= Set task =
From the records below, copy every line that contains the word "отправили".

= Dataset records =
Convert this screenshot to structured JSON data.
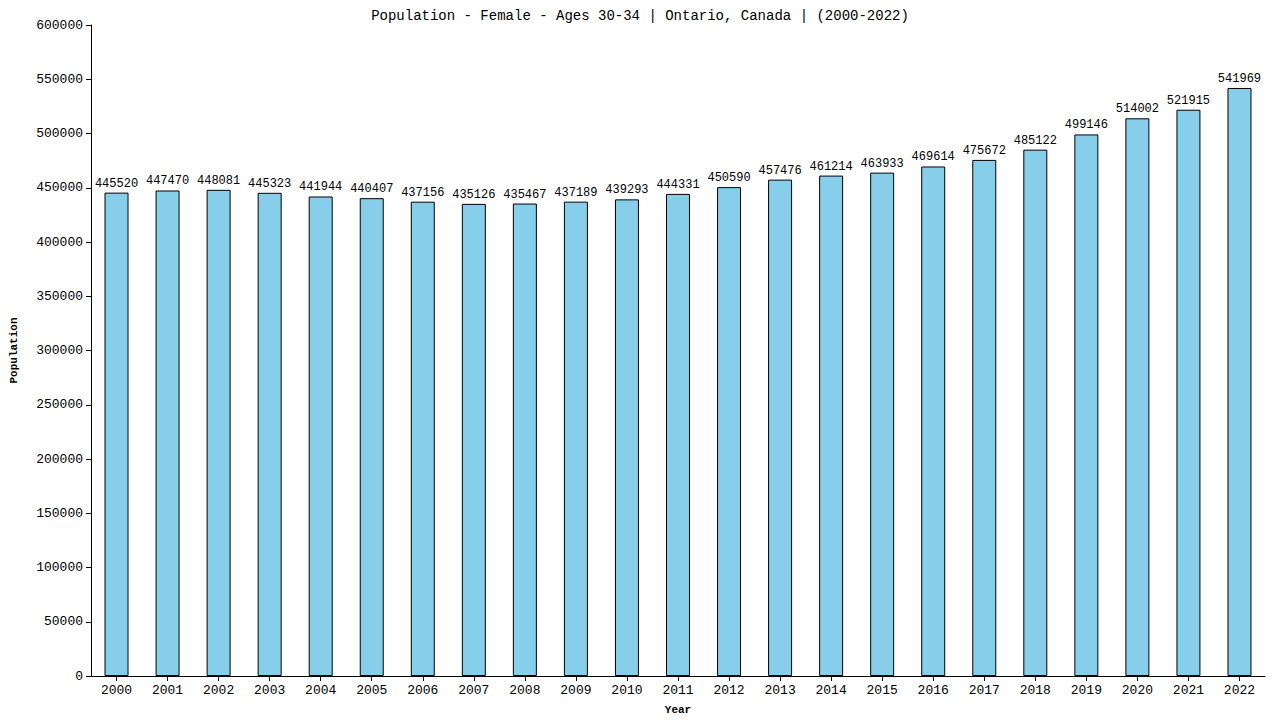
{
  "chart_data": {
    "type": "bar",
    "title": "Population - Female - Ages 30-34 | Ontario, Canada | (2000-2022)",
    "x_label": "Year",
    "y_label": "Population",
    "categories": [
      "2000",
      "2001",
      "2002",
      "2003",
      "2004",
      "2005",
      "2006",
      "2007",
      "2008",
      "2009",
      "2010",
      "2011",
      "2012",
      "2013",
      "2014",
      "2015",
      "2016",
      "2017",
      "2018",
      "2019",
      "2020",
      "2021",
      "2022"
    ],
    "values": [
      445520,
      447470,
      448081,
      445323,
      441944,
      440407,
      437156,
      435126,
      435467,
      437189,
      439293,
      444331,
      450590,
      457476,
      461214,
      463933,
      469614,
      475672,
      485122,
      499146,
      514002,
      521915,
      541969
    ],
    "color": "#87ceeb",
    "ylim": [
      0,
      600000
    ],
    "yticks": [
      0,
      50000,
      100000,
      150000,
      200000,
      250000,
      300000,
      350000,
      400000,
      450000,
      500000,
      550000,
      600000
    ],
    "grid": false,
    "data_labels": true
  }
}
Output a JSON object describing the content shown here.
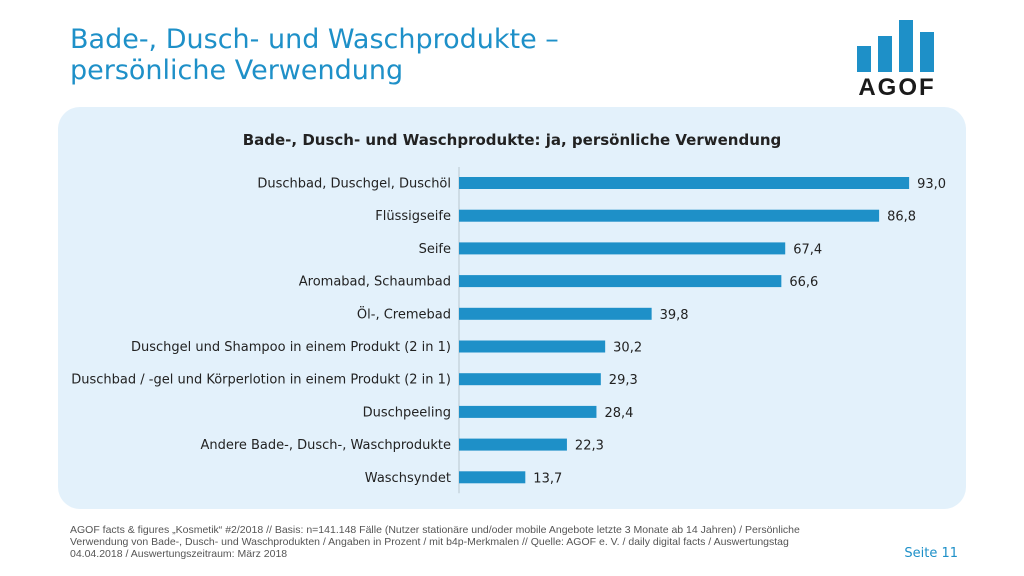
{
  "header": {
    "title_line1": "Bade-, Dusch- und Waschprodukte –",
    "title_line2": "persönliche Verwendung"
  },
  "logo": {
    "text": "AGOF",
    "bars_color": "#1e90c8",
    "text_color": "#1a1a1a"
  },
  "chart_data": {
    "type": "bar",
    "orientation": "horizontal",
    "title": "Bade-, Dusch- und Waschprodukte: ja, persönliche Verwendung",
    "categories": [
      "Duschbad, Duschgel, Duschöl",
      "Flüssigseife",
      "Seife",
      "Aromabad, Schaumbad",
      "Öl-, Cremebad",
      "Duschgel und Shampoo in einem Produkt (2 in 1)",
      "Duschbad / -gel und Körperlotion in einem Produkt (2 in 1)",
      "Duschpeeling",
      "Andere Bade-, Dusch-, Waschprodukte",
      "Waschsyndet"
    ],
    "values": [
      93.0,
      86.8,
      67.4,
      66.6,
      39.8,
      30.2,
      29.3,
      28.4,
      22.3,
      13.7
    ],
    "value_labels": [
      "93,0",
      "86,8",
      "67,4",
      "66,6",
      "39,8",
      "30,2",
      "29,3",
      "28,4",
      "22,3",
      "13,7"
    ],
    "xlim": [
      0,
      100
    ],
    "bar_color": "#1e90c8",
    "unit": "Prozent"
  },
  "footer": {
    "line1": "AGOF facts & figures „Kosmetik“ #2/2018 // Basis: n=141.148 Fälle (Nutzer stationäre und/oder mobile Angebote letzte 3 Monate ab 14 Jahren) / Persönliche",
    "line2": "Verwendung von Bade-, Dusch- und Waschprodukten / Angaben in Prozent / mit b4p-Merkmalen // Quelle: AGOF e. V. / daily digital facts / Auswertungstag",
    "line3": "04.04.2018 / Auswertungszeitraum: März 2018"
  },
  "page": {
    "label": "Seite 11"
  }
}
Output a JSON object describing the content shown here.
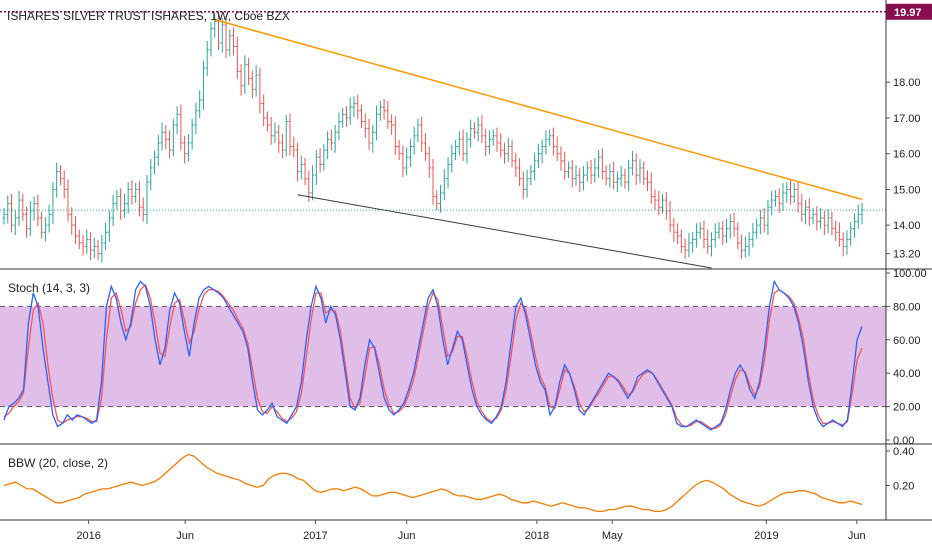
{
  "header": {
    "title": "ISHARES SILVER TRUST ISHARES, 1W, Cboe BZX"
  },
  "colors": {
    "up": "#26a69a",
    "down": "#ef5350",
    "trend_upper": "#ff9800",
    "trend_lower": "#363a45",
    "last_price_line": "#26a69a",
    "top_line": "#880e4f",
    "stoch_k": "#2962ff",
    "stoch_d": "#ff5252",
    "stoch_band": "#e1bee7",
    "bbw": "#f57c00"
  },
  "price_tag": "19.97",
  "chart_data": [
    {
      "type": "ohlc",
      "title": "ISHARES SILVER TRUST ISHARES, 1W, Cboe BZX",
      "ylim": [
        12.8,
        20.3
      ],
      "yticks": [
        "13.20",
        "14.00",
        "15.00",
        "16.00",
        "17.00",
        "18.00"
      ],
      "last_close": 14.42,
      "top_price_line": 19.97,
      "close_series": [
        14.3,
        14.6,
        14.0,
        14.2,
        14.7,
        14.3,
        13.9,
        14.4,
        14.6,
        14.2,
        13.8,
        14.0,
        14.3,
        15.0,
        15.5,
        15.3,
        15.0,
        14.3,
        14.0,
        13.7,
        13.5,
        13.4,
        13.6,
        13.3,
        13.4,
        13.2,
        13.5,
        13.8,
        14.2,
        14.6,
        14.8,
        14.4,
        14.6,
        15.0,
        14.8,
        15.0,
        14.5,
        14.3,
        15.2,
        15.6,
        15.9,
        16.3,
        16.6,
        16.4,
        16.1,
        16.8,
        17.1,
        16.3,
        16.0,
        16.3,
        16.8,
        17.2,
        17.5,
        18.4,
        18.9,
        19.5,
        19.7,
        19.1,
        19.6,
        18.9,
        19.3,
        19.0,
        18.3,
        17.9,
        18.5,
        18.1,
        17.8,
        18.2,
        17.4,
        17.0,
        16.8,
        16.5,
        16.6,
        16.3,
        16.1,
        16.9,
        16.2,
        16.1,
        15.5,
        15.7,
        15.3,
        14.9,
        15.4,
        15.9,
        15.7,
        16.1,
        16.4,
        16.3,
        16.6,
        16.9,
        17.1,
        17.0,
        17.3,
        17.4,
        17.2,
        16.9,
        16.7,
        16.3,
        16.6,
        17.1,
        17.3,
        17.2,
        16.9,
        16.8,
        16.2,
        16.0,
        15.6,
        15.9,
        16.2,
        16.5,
        16.8,
        16.3,
        16.0,
        15.6,
        14.8,
        14.6,
        14.9,
        15.3,
        15.7,
        16.0,
        16.2,
        16.4,
        16.0,
        16.4,
        16.7,
        16.6,
        16.8,
        16.5,
        16.2,
        16.4,
        16.5,
        16.3,
        16.1,
        16.0,
        16.2,
        15.8,
        15.6,
        15.3,
        15.0,
        15.3,
        15.5,
        15.8,
        16.0,
        16.2,
        16.4,
        16.5,
        16.2,
        16.0,
        15.8,
        15.5,
        15.6,
        15.3,
        15.4,
        15.2,
        15.4,
        15.6,
        15.4,
        15.6,
        15.9,
        15.5,
        15.3,
        15.5,
        15.2,
        15.3,
        15.4,
        15.2,
        15.6,
        15.8,
        15.4,
        15.6,
        15.3,
        15.2,
        14.8,
        14.7,
        14.5,
        14.7,
        14.4,
        14.0,
        13.8,
        13.7,
        13.4,
        13.3,
        13.5,
        13.6,
        13.8,
        13.9,
        13.6,
        13.4,
        13.6,
        13.8,
        13.9,
        13.7,
        13.9,
        14.1,
        13.9,
        13.5,
        13.3,
        13.4,
        13.6,
        13.8,
        14.0,
        14.2,
        14.0,
        14.5,
        14.7,
        14.8,
        14.6,
        14.9,
        15.0,
        14.8,
        15.0,
        14.6,
        14.3,
        14.5,
        14.2,
        14.3,
        14.1,
        14.2,
        14.0,
        14.2,
        13.9,
        13.8,
        13.6,
        13.4,
        13.6,
        13.9,
        14.1,
        14.3,
        14.42
      ]
    },
    {
      "type": "line",
      "title": "Stoch (14, 3, 3)",
      "ylim": [
        0,
        100
      ],
      "yticks": [
        "0.00",
        "20.00",
        "40.00",
        "60.00",
        "80.00",
        "100.00"
      ],
      "band": [
        20,
        80
      ],
      "series": [
        {
          "name": "%K",
          "values": [
            12,
            20,
            22,
            25,
            30,
            70,
            88,
            80,
            55,
            35,
            15,
            8,
            10,
            15,
            12,
            15,
            14,
            12,
            10,
            12,
            35,
            80,
            92,
            85,
            70,
            60,
            70,
            90,
            95,
            92,
            80,
            60,
            45,
            55,
            78,
            88,
            82,
            65,
            50,
            70,
            85,
            90,
            92,
            90,
            88,
            85,
            80,
            75,
            70,
            65,
            55,
            35,
            18,
            15,
            18,
            22,
            14,
            12,
            10,
            15,
            20,
            35,
            60,
            80,
            92,
            85,
            70,
            80,
            75,
            60,
            40,
            20,
            18,
            25,
            45,
            60,
            55,
            40,
            25,
            18,
            15,
            18,
            22,
            30,
            40,
            55,
            70,
            85,
            90,
            80,
            60,
            45,
            55,
            65,
            60,
            45,
            30,
            20,
            15,
            12,
            10,
            14,
            20,
            35,
            58,
            80,
            85,
            75,
            60,
            45,
            35,
            30,
            15,
            20,
            35,
            45,
            40,
            30,
            18,
            15,
            20,
            25,
            30,
            35,
            40,
            38,
            35,
            30,
            25,
            30,
            38,
            40,
            42,
            40,
            35,
            30,
            25,
            20,
            10,
            8,
            8,
            10,
            12,
            10,
            8,
            6,
            8,
            10,
            18,
            30,
            40,
            45,
            40,
            30,
            25,
            35,
            55,
            80,
            95,
            90,
            88,
            85,
            80,
            70,
            55,
            35,
            20,
            12,
            8,
            10,
            12,
            10,
            8,
            12,
            35,
            60,
            68
          ]
        },
        {
          "name": "%D",
          "values": [
            14,
            16,
            20,
            23,
            28,
            55,
            78,
            82,
            70,
            45,
            25,
            12,
            10,
            12,
            13,
            14,
            14,
            13,
            11,
            11,
            25,
            60,
            85,
            88,
            78,
            65,
            68,
            82,
            90,
            93,
            85,
            70,
            52,
            50,
            68,
            82,
            84,
            72,
            58,
            65,
            78,
            87,
            90,
            90,
            89,
            86,
            82,
            78,
            72,
            67,
            58,
            42,
            25,
            17,
            16,
            20,
            17,
            13,
            11,
            13,
            17,
            28,
            50,
            72,
            88,
            88,
            76,
            78,
            77,
            65,
            45,
            25,
            19,
            22,
            38,
            55,
            56,
            45,
            30,
            21,
            16,
            17,
            20,
            27,
            36,
            50,
            65,
            80,
            88,
            84,
            67,
            50,
            53,
            62,
            62,
            50,
            35,
            23,
            17,
            13,
            11,
            13,
            18,
            30,
            50,
            72,
            82,
            78,
            65,
            50,
            38,
            32,
            20,
            19,
            30,
            42,
            40,
            32,
            22,
            17,
            19,
            24,
            28,
            33,
            38,
            38,
            36,
            32,
            27,
            29,
            35,
            39,
            41,
            40,
            36,
            31,
            26,
            21,
            13,
            9,
            8,
            9,
            11,
            11,
            9,
            7,
            7,
            9,
            15,
            26,
            36,
            42,
            41,
            33,
            27,
            32,
            48,
            72,
            88,
            90,
            88,
            86,
            82,
            73,
            60,
            40,
            24,
            15,
            10,
            10,
            11,
            10,
            9,
            11,
            28,
            48,
            55
          ]
        }
      ]
    },
    {
      "type": "line",
      "title": "BBW (20, close, 2)",
      "ylim": [
        0,
        0.4
      ],
      "yticks": [
        "0.20",
        "0.40"
      ],
      "series": [
        {
          "name": "BBW",
          "values": [
            0.2,
            0.21,
            0.22,
            0.2,
            0.18,
            0.18,
            0.16,
            0.14,
            0.12,
            0.1,
            0.1,
            0.11,
            0.12,
            0.13,
            0.15,
            0.16,
            0.17,
            0.18,
            0.18,
            0.19,
            0.2,
            0.21,
            0.22,
            0.21,
            0.2,
            0.21,
            0.22,
            0.24,
            0.27,
            0.3,
            0.33,
            0.36,
            0.38,
            0.37,
            0.34,
            0.31,
            0.29,
            0.27,
            0.26,
            0.25,
            0.24,
            0.23,
            0.21,
            0.2,
            0.19,
            0.2,
            0.24,
            0.26,
            0.27,
            0.27,
            0.26,
            0.24,
            0.23,
            0.2,
            0.17,
            0.16,
            0.17,
            0.18,
            0.18,
            0.17,
            0.18,
            0.19,
            0.18,
            0.16,
            0.14,
            0.14,
            0.15,
            0.16,
            0.16,
            0.15,
            0.14,
            0.13,
            0.14,
            0.15,
            0.16,
            0.17,
            0.18,
            0.17,
            0.15,
            0.14,
            0.14,
            0.13,
            0.12,
            0.12,
            0.13,
            0.14,
            0.15,
            0.14,
            0.12,
            0.11,
            0.1,
            0.1,
            0.11,
            0.1,
            0.09,
            0.08,
            0.09,
            0.1,
            0.09,
            0.08,
            0.07,
            0.07,
            0.06,
            0.05,
            0.05,
            0.06,
            0.06,
            0.07,
            0.08,
            0.08,
            0.07,
            0.06,
            0.06,
            0.05,
            0.05,
            0.06,
            0.08,
            0.11,
            0.14,
            0.17,
            0.2,
            0.22,
            0.23,
            0.22,
            0.2,
            0.18,
            0.15,
            0.13,
            0.11,
            0.1,
            0.09,
            0.08,
            0.09,
            0.11,
            0.13,
            0.15,
            0.16,
            0.16,
            0.17,
            0.17,
            0.16,
            0.15,
            0.13,
            0.12,
            0.11,
            0.1,
            0.1,
            0.11,
            0.1,
            0.09
          ]
        }
      ]
    }
  ],
  "x_axis": {
    "labels": [
      {
        "text": "2016",
        "t": 0.1
      },
      {
        "text": "Jun",
        "t": 0.209
      },
      {
        "text": "2017",
        "t": 0.356
      },
      {
        "text": "Jun",
        "t": 0.459
      },
      {
        "text": "2018",
        "t": 0.606
      },
      {
        "text": "May",
        "t": 0.691
      },
      {
        "text": "2019",
        "t": 0.865
      },
      {
        "text": "Jun",
        "t": 0.967
      }
    ]
  }
}
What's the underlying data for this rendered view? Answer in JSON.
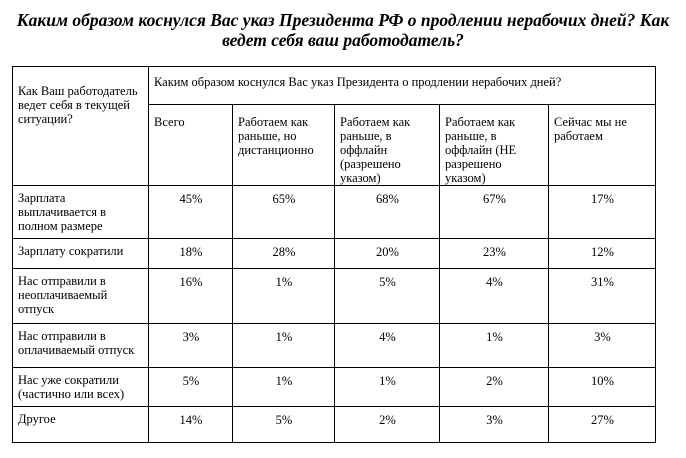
{
  "title": "Каким образом коснулся Вас указ Президента РФ о продлении нерабочих дней? Как ведет себя ваш работодатель?",
  "table": {
    "corner_header": "Как Ваш работодатель ведет себя в текущей ситуации?",
    "group_header": "Каким образом коснулся Вас указ Президента о продлении нерабочих дней?",
    "columns": [
      "Всего",
      "Работаем как раньше, но дистанционно",
      "Работаем как раньше, в оффлайн (разрешено указом)",
      "Работаем как раньше, в оффлайн (НЕ разрешено указом)",
      "Сейчас мы не работаем"
    ],
    "rows": [
      {
        "label": "Зарплата выплачивается в полном размере",
        "values": [
          "45%",
          "65%",
          "68%",
          "67%",
          "17%"
        ]
      },
      {
        "label": "Зарплату сократили",
        "values": [
          "18%",
          "28%",
          "20%",
          "23%",
          "12%"
        ]
      },
      {
        "label": "Нас отправили в неоплачиваемый отпуск",
        "values": [
          "16%",
          "1%",
          "5%",
          "4%",
          "31%"
        ]
      },
      {
        "label": "Нас отправили в оплачиваемый отпуск",
        "values": [
          "3%",
          "1%",
          "4%",
          "1%",
          "3%"
        ]
      },
      {
        "label": "Нас уже сократили (частично или всех)",
        "values": [
          "5%",
          "1%",
          "1%",
          "2%",
          "10%"
        ]
      },
      {
        "label": "Другое",
        "values": [
          "14%",
          "5%",
          "2%",
          "3%",
          "27%"
        ]
      }
    ]
  }
}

= Solution to the problem =
        "label": "Нас отправили в неоплачиваемый отпуск",
        "label": "Нас отправили в оплачиваемый отпуск",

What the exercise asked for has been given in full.